> Excerpt to read:
============
# Katy Passed Away Last Night



## Ned Sonntag (Apr 9, 2006)

A switch in her pain meds had been turning into more and more of a disaster in the past 3 weeks... I went into the kitchen to make her some chamomile tea and send my pal a 1-sentence note about a last piece for my art show... when I came back in she was gone. She's been in poor health for at least 4 years so we were prepared for this. Thanks to all you guys for giving me an online social life as I've been stuck very close to home for the duration... Send some energy out for the soul of this sweet woman...


----------



## missaf (Apr 9, 2006)

My thoughts are with you Ned.


----------



## EtobicokeFA (Apr 9, 2006)

My deepest sympathies!


----------



## BigCutieCindy (Apr 9, 2006)

You are in my thoughts and prayers.


----------



## saucywench (Apr 9, 2006)

I am so very sorry to hear of this, Ned. May whatever forces offer you strength (and that includes us) be present for and help sustain you during this difficult period. *virtual embrace*


----------



## GPL (Apr 9, 2006)

Sorry to hear this, Ned! Very sad.
I wish you all the strength to go on. 

Greets, GPL.


----------



## Timberwolf (Apr 9, 2006)

My thoughts are with you, Ned.


----------



## panhype (Apr 9, 2006)

Sorry to hear that, Ned. You're in my thoughts !


----------



## FEast (Apr 9, 2006)

Ah, Ned, I'm _so_ sorry!  Katy was a very special lady, and I know you're going to miss her. I'm sure you're relieved, however, that she's no longer suffering. Please know that you're in my thoughts and prayers. If I can help in any way, I'm just an e-mail away.~L&H, Foosh


----------



## NancyGirl74 (Apr 9, 2006)

My heart goes out to you and your loved ones at this time. Deepest sympathies.
Nancy


----------



## Donna (Apr 9, 2006)

My deepest sympathy for your loss. May you find comfort from those who offer it.

-Donna


----------



## Wayne_Zitkus (Apr 9, 2006)

Ned - 

I'm at a loss for words right now. Please accept my deepest condolences.

Wayne


----------



## rainyday (Apr 9, 2006)

Ned, my thoughts go out to you in more ways than you can imagine. I hope the journey ahead is filled with people who care about you and who will listen when you need them to. My condolences.


----------



## Boteroesque Babe (Apr 9, 2006)

Ned, I am so very sorry. I hope you'll take comfort in the fact that you gave her a happy life full of love and creative pursuits.

I'll be rereading Katy's one-act today. You both (and The Professor) will be in my thoughts.


----------



## ChickletsBBW (Apr 9, 2006)

Sorry to hear the sad news Ned. My thoughts are with you and know that you've got a huge family here that is thinking about you and caring for you and your family. *big hugs*


----------



## TallFatSue (Apr 9, 2006)

Deepest sympathy for your loss, Ned. My mother had a health scare last month so I was afraid I might lose someone very close too. Luckily all is well now, but it only goes to show how fragile life is, and we should savor every moment.


----------



## Sandie_Zitkus (Apr 9, 2006)

Ned,

I am so sorry please accept my sincerest condolences.

Sandie Z


----------



## ThatFatGirl (Apr 9, 2006)

Ned, so very sorry for your loss. Thoughts are with you.

Laura


----------



## TheSadeianLinguist (Apr 9, 2006)

Ned,

I'm probably the worst at comforting people, but I'm so sorry for your suffering. You have an entire community of support if you need it.
============
> Data lines:

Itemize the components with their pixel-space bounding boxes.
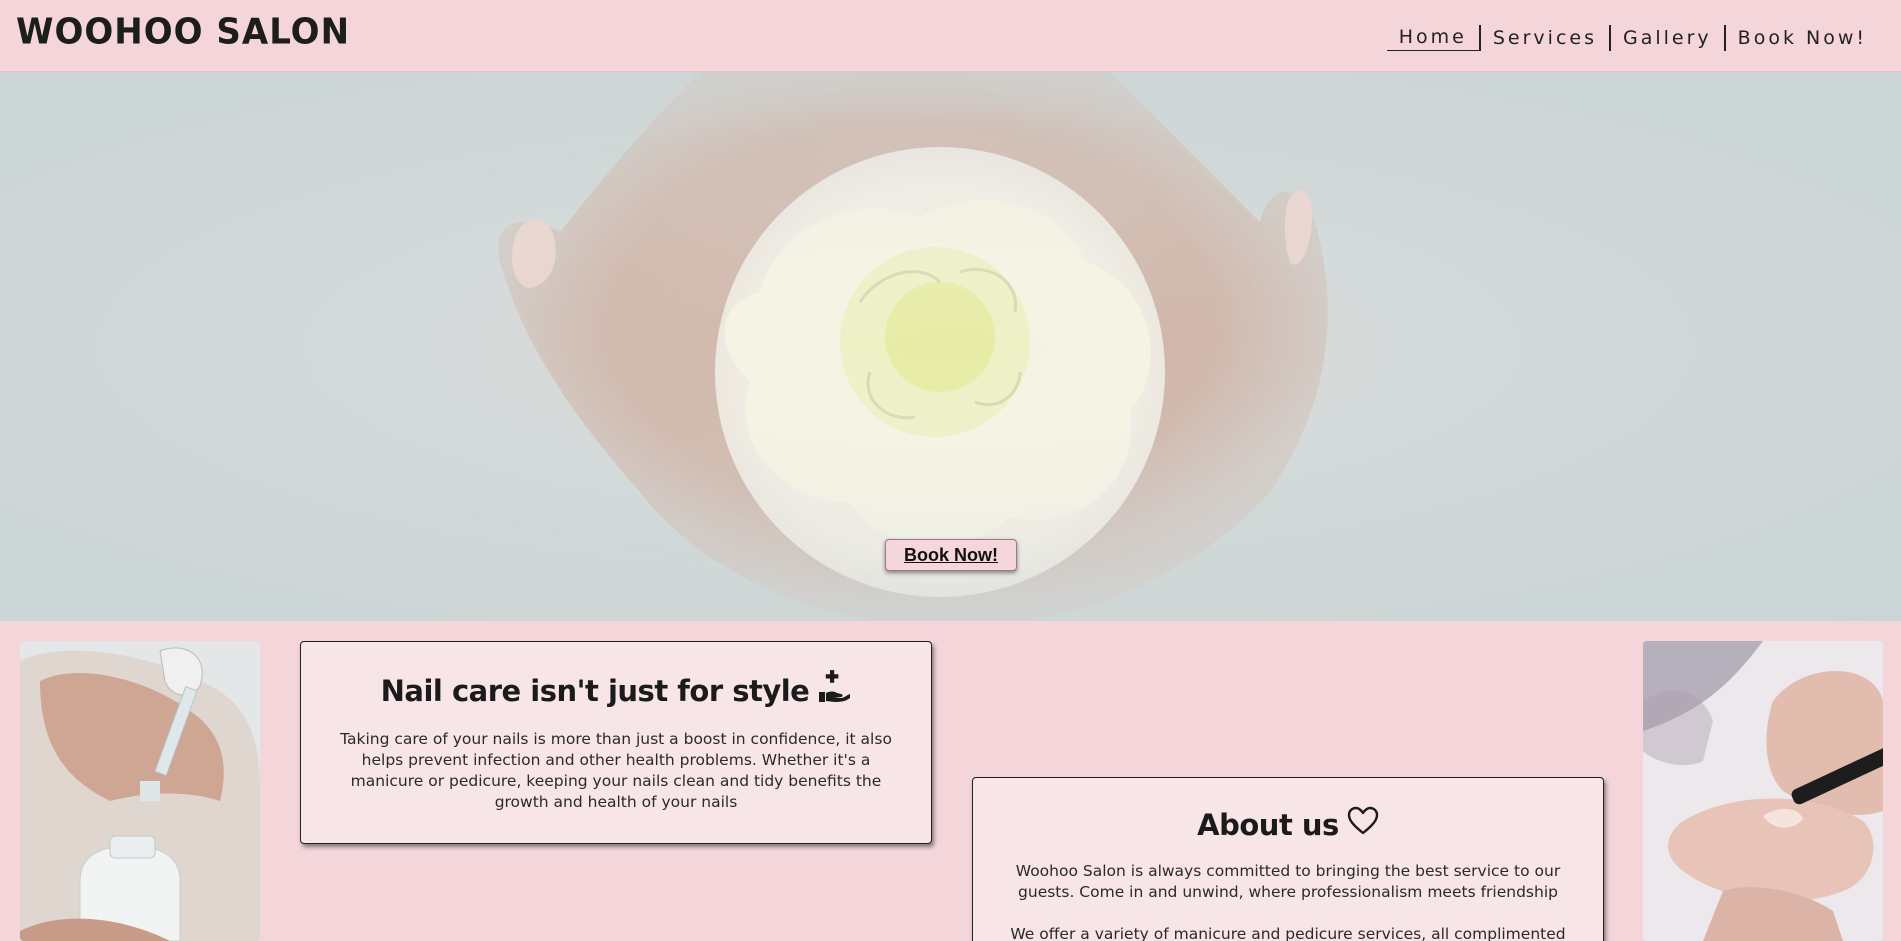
============
> Your task: Summarize the forum thread in two sentences. The lines that come after the forum thread aren't needed for this.

> Result of this task: Ned Sonntag posts that Katy, who had been in poor health for at least four years and whose switch in pain medication had gone increasingly badly over three weeks, died while Ned was in the kitchen making her chamomile tea. Many forum members reply with condolences, thoughts, and prayers, and several remind Ned of the support the online community offers.